● WHAT THE TASK ASKS
Turn the data below into a JSON list of strings, with one string per line and no blank lines.

● PROVIDED INFORMATION
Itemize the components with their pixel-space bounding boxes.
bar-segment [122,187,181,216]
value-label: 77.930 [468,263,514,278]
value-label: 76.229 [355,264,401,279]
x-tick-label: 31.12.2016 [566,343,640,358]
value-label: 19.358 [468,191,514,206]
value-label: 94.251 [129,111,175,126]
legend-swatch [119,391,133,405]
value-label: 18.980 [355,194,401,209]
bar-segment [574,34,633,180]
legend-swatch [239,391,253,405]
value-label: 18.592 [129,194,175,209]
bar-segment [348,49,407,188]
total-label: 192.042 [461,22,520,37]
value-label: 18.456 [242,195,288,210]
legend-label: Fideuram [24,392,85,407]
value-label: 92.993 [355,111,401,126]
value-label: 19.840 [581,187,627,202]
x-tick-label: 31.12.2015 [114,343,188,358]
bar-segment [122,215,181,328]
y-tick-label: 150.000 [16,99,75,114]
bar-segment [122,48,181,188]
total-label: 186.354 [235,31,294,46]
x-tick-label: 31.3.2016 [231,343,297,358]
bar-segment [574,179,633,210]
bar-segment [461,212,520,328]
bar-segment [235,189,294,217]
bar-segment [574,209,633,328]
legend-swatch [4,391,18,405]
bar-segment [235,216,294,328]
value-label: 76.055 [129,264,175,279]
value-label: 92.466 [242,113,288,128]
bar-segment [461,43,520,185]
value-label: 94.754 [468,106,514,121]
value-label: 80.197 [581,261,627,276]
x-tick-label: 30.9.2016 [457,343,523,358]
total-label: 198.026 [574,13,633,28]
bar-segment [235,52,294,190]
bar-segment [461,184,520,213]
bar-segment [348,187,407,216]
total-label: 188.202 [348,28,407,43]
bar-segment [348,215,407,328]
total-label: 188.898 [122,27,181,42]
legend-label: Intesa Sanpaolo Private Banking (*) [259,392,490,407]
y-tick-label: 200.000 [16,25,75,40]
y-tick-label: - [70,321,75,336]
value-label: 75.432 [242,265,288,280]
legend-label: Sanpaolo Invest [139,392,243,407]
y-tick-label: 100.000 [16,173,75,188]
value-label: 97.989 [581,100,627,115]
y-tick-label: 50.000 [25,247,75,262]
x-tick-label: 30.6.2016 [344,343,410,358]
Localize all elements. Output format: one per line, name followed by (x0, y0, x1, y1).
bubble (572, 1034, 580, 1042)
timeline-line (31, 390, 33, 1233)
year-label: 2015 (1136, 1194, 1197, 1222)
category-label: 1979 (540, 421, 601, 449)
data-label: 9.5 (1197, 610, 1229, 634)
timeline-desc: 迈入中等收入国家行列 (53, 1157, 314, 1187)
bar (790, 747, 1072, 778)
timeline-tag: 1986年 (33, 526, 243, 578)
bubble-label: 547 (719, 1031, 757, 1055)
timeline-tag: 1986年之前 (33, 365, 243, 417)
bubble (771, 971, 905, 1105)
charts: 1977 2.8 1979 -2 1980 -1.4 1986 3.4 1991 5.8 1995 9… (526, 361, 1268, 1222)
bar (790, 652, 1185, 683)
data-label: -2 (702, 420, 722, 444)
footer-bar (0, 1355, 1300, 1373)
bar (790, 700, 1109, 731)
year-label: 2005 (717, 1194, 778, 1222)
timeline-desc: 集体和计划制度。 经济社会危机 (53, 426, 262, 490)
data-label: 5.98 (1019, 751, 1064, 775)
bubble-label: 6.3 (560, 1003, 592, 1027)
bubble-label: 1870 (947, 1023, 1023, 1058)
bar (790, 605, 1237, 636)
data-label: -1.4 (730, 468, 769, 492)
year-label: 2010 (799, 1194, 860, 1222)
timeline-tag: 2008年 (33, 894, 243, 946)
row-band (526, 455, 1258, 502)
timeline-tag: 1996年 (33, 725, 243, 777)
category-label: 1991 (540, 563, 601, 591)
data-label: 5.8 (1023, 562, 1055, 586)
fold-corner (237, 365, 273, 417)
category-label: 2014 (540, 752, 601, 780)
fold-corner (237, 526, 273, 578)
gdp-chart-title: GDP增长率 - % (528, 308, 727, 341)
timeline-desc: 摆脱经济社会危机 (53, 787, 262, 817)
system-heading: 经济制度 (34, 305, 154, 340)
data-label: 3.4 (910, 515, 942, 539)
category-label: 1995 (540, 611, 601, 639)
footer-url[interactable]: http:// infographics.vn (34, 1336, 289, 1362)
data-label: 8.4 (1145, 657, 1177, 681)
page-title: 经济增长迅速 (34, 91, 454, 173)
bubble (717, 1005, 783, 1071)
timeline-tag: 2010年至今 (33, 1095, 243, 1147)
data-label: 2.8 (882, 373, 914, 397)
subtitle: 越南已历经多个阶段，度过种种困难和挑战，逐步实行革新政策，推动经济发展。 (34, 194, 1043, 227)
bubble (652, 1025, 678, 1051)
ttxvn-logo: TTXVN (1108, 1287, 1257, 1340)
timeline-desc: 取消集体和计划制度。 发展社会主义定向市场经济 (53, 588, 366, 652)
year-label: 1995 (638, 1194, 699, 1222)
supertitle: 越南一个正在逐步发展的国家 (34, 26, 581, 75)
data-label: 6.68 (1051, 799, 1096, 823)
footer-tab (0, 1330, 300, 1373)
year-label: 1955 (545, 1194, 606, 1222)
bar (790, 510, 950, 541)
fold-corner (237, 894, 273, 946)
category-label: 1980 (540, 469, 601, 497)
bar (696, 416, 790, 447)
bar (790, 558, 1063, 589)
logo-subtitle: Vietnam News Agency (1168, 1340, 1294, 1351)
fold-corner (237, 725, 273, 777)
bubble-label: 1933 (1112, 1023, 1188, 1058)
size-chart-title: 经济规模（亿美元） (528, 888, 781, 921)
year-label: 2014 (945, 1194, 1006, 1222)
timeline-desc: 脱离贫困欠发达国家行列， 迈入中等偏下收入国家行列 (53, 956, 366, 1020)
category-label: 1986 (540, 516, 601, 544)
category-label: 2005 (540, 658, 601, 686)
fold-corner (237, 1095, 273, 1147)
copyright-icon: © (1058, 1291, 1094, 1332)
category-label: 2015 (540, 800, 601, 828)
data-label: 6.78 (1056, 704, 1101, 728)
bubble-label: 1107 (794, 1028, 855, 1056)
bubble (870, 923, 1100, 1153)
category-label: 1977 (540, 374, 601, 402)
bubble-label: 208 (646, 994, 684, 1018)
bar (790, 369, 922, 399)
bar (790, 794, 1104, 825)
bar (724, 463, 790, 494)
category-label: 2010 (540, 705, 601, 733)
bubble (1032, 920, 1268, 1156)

● COMPLETE RESPONSE
[
  "Itemize the components with their pixel-space bounding boxes.",
  "bar-segment [122,187,181,216]",
  "value-label: 77.930 [468,263,514,278]",
  "value-label: 76.229 [355,264,401,279]",
  "x-tick-label: 31.12.2016 [566,343,640,358]",
  "value-label: 19.358 [468,191,514,206]",
  "value-label: 94.251 [129,111,175,126]",
  "legend-swatch [119,391,133,405]",
  "value-label: 18.980 [355,194,401,209]",
  "bar-segment [574,34,633,180]",
  "legend-swatch [239,391,253,405]",
  "value-label: 18.592 [129,194,175,209]",
  "bar-segment [348,49,407,188]",
  "total-label: 192.042 [461,22,520,37]",
  "value-label: 18.456 [242,195,288,210]",
  "legend-label: Fideuram [24,392,85,407]",
  "value-label: 92.993 [355,111,401,126]",
  "value-label: 19.840 [581,187,627,202]",
  "x-tick-label: 31.12.2015 [114,343,188,358]",
  "bar-segment [122,215,181,328]",
  "y-tick-label: 150.000 [16,99,75,114]",
  "bar-segment [122,48,181,188]",
  "total-label: 186.354 [235,31,294,46]",
  "x-tick-label: 31.3.2016 [231,343,297,358]",
  "bar-segment [574,179,633,210]",
  "bar-segment [461,212,520,328]",
  "bar-segment [235,189,294,217]",
  "bar-segment [574,209,633,328]",
  "legend-swatch [4,391,18,405]",
  "bar-segment [235,216,294,328]",
  "value-label: 76.055 [129,264,175,279]",
  "value-label: 92.466 [242,113,288,128]",
  "bar-segment [461,43,520,185]",
  "value-label: 94.754 [468,106,514,121]",
  "value-label: 80.197 [581,261,627,276]",
  "x-tick-label: 30.9.2016 [457,343,523,358]",
  "total-label: 198.026 [574,13,633,28]",
  "bar-segment [235,52,294,190]",
  "bar-segment [461,184,520,213]",
  "bar-segment [348,187,407,216]",
  "total-label: 188.202 [348,28,407,43]",
  "bar-segment [348,215,407,328]",
  "total-label: 188.898 [122,27,181,42]",
  "legend-label: Intesa Sanpaolo Private Banking (*) [259,392,490,407]",
  "y-tick-label: 200.000 [16,25,75,40]",
  "y-tick-label: - [70,321,75,336]",
  "value-label: 75.432 [242,265,288,280]",
  "legend-label: Sanpaolo Invest [139,392,243,407]",
  "y-tick-label: 100.000 [16,173,75,188]",
  "value-label: 97.989 [581,100,627,115]",
  "y-tick-label: 50.000 [25,247,75,262]",
  "x-tick-label: 30.6.2016 [344,343,410,358]",
  "Localize all elements. Output format: one per line, name followed by (x0, y0, x1, y1).",
  "bubble (572, 1034, 580, 1042)",
  "timeline-line (31, 390, 33, 1233)",
  "year-label: 2015 (1136, 1194, 1197, 1222)",
  "category-label: 1979 (540, 421, 601, 449)",
  "data-label: 9.5 (1197, 610, 1229, 634)",
  "timeline-desc: 迈入中等收入国家行列 (53, 1157, 314, 1187)",
  "bar (790, 747, 1072, 778)",
  "timeline-tag: 1986年 (33, 526, 243, 578)",
  "bubble-label: 547 (719, 1031, 757, 1055)",
  "timeline-tag: 1986年之前 (33, 365, 243, 417)",
  "bubble (771, 971, 905, 1105)",
  "charts: 1977 2.8 1979 -2 1980 -1.4 1986 3.4 1991 5.8 1995 9… (526, 361, 1268, 1222)",
  "bar (790, 652, 1185, 683)",
  "data-label: -2 (702, 420, 722, 444)",
  "footer-bar (0, 1355, 1300, 1373)",
  "bar (790, 700, 1109, 731)",
  "year-label: 2005 (717, 1194, 778, 1222)",
  "timeline-desc: 集体和计划制度。 经济社会危机 (53, 426, 262, 490)",
  "data-label: 5.98 (1019, 751, 1064, 775)",
  "bubble-label: 6.3 (560, 1003, 592, 1027)",
  "bubble-label: 1870 (947, 1023, 1023, 1058)",
  "bar (790, 605, 1237, 636)",
  "data-label: -1.4 (730, 468, 769, 492)",
  "year-label: 2010 (799, 1194, 860, 1222)",
  "timeline-tag: 2008年 (33, 894, 243, 946)",
  "row-band (526, 455, 1258, 502)",
  "timeline-tag: 1996年 (33, 725, 243, 777)",
  "category-label: 1991 (540, 563, 601, 591)",
  "data-label: 5.8 (1023, 562, 1055, 586)",
  "fold-corner (237, 365, 273, 417)",
  "category-label: 2014 (540, 752, 601, 780)",
  "fold-corner (237, 526, 273, 578)",
  "gdp-chart-title: GDP增长率 - % (528, 308, 727, 341)",
  "timeline-desc: 摆脱经济社会危机 (53, 787, 262, 817)",
  "system-heading: 经济制度 (34, 305, 154, 340)",
  "data-label: 3.4 (910, 515, 942, 539)",
  "category-label: 1995 (540, 611, 601, 639)",
  "footer-url[interactable]: http:// infographics.vn (34, 1336, 289, 1362)",
  "data-label: 8.4 (1145, 657, 1177, 681)",
  "page-title: 经济增长迅速 (34, 91, 454, 173)",
  "bubble (717, 1005, 783, 1071)",
  "timeline-tag: 2010年至今 (33, 1095, 243, 1147)",
  "data-label: 2.8 (882, 373, 914, 397)",
  "subtitle: 越南已历经多个阶段，度过种种困难和挑战，逐步实行革新政策，推动经济发展。 (34, 194, 1043, 227)",
  "bubble (652, 1025, 678, 1051)",
  "ttxvn-logo: TTXVN (1108, 1287, 1257, 1340)",
  "timeline-desc: 取消集体和计划制度。 发展社会主义定向市场经济 (53, 588, 366, 652)",
  "year-label: 1995 (638, 1194, 699, 1222)",
  "supertitle: 越南一个正在逐步发展的国家 (34, 26, 581, 75)",
  "data-label: 6.68 (1051, 799, 1096, 823)",
  "footer-tab (0, 1330, 300, 1373)",
  "year-label: 1955 (545, 1194, 606, 1222)",
  "bar (790, 510, 950, 541)",
  "fold-corner (237, 894, 273, 946)",
  "category-label: 1980 (540, 469, 601, 497)",
  "bar (696, 416, 790, 447)",
  "bar (790, 558, 1063, 589)",
  "logo-subtitle: Vietnam News Agency (1168, 1340, 1294, 1351)",
  "fold-corner (237, 725, 273, 777)",
  "bubble-label: 1933 (1112, 1023, 1188, 1058)",
  "size-chart-title: 经济规模（亿美元） (528, 888, 781, 921)",
  "year-label: 2014 (945, 1194, 1006, 1222)",
  "timeline-desc: 脱离贫困欠发达国家行列， 迈入中等偏下收入国家行列 (53, 956, 366, 1020)",
  "category-label: 1986 (540, 516, 601, 544)",
  "category-label: 2005 (540, 658, 601, 686)",
  "fold-corner (237, 1095, 273, 1147)",
  "copyright-icon: © (1058, 1291, 1094, 1332)",
  "category-label: 2015 (540, 800, 601, 828)",
  "data-label: 6.78 (1056, 704, 1101, 728)",
  "bubble-label: 1107 (794, 1028, 855, 1056)",
  "bubble (870, 923, 1100, 1153)",
  "category-label: 1977 (540, 374, 601, 402)",
  "bubble-label: 208 (646, 994, 684, 1018)",
  "bar (790, 369, 922, 399)",
  "bar (790, 794, 1104, 825)",
  "bar (724, 463, 790, 494)",
  "category-label: 2010 (540, 705, 601, 733)",
  "bubble (1032, 920, 1268, 1156)"
]